Exercise »
Extract the text of every entry below exactly; leave images out.

Records contained in a dataset:
== == ==
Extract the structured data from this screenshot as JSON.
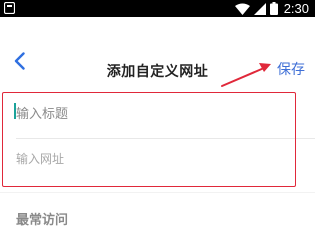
{
  "status_bar": {
    "time": "2:30",
    "icons": [
      "app-notification-icon",
      "wifi-icon",
      "cellular-signal-icon",
      "battery-icon"
    ]
  },
  "header": {
    "back_icon": "chevron-left-icon",
    "title": "添加自定义网址",
    "save_label": "保存"
  },
  "form": {
    "title_placeholder": "输入标题",
    "url_placeholder": "输入网址"
  },
  "section": {
    "label": "最常访问"
  },
  "colors": {
    "accent": "#3f6fd6",
    "annotation": "#e0283a",
    "cursor": "#1aa39a"
  }
}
== == ==
Problem solution »
Extract the structured data from this screenshot as JSON.
{
  "status_bar": {
    "time": "2:30",
    "icons": [
      "app-notification-icon",
      "wifi-icon",
      "cellular-signal-icon",
      "battery-icon"
    ]
  },
  "header": {
    "back_icon": "chevron-left-icon",
    "title": "添加自定义网址",
    "save_label": "保存"
  },
  "form": {
    "title_placeholder": "输入标题",
    "url_placeholder": "输入网址"
  },
  "section": {
    "label": "最常访问"
  },
  "colors": {
    "accent": "#3f6fd6",
    "annotation": "#e0283a",
    "cursor": "#1aa39a"
  }
}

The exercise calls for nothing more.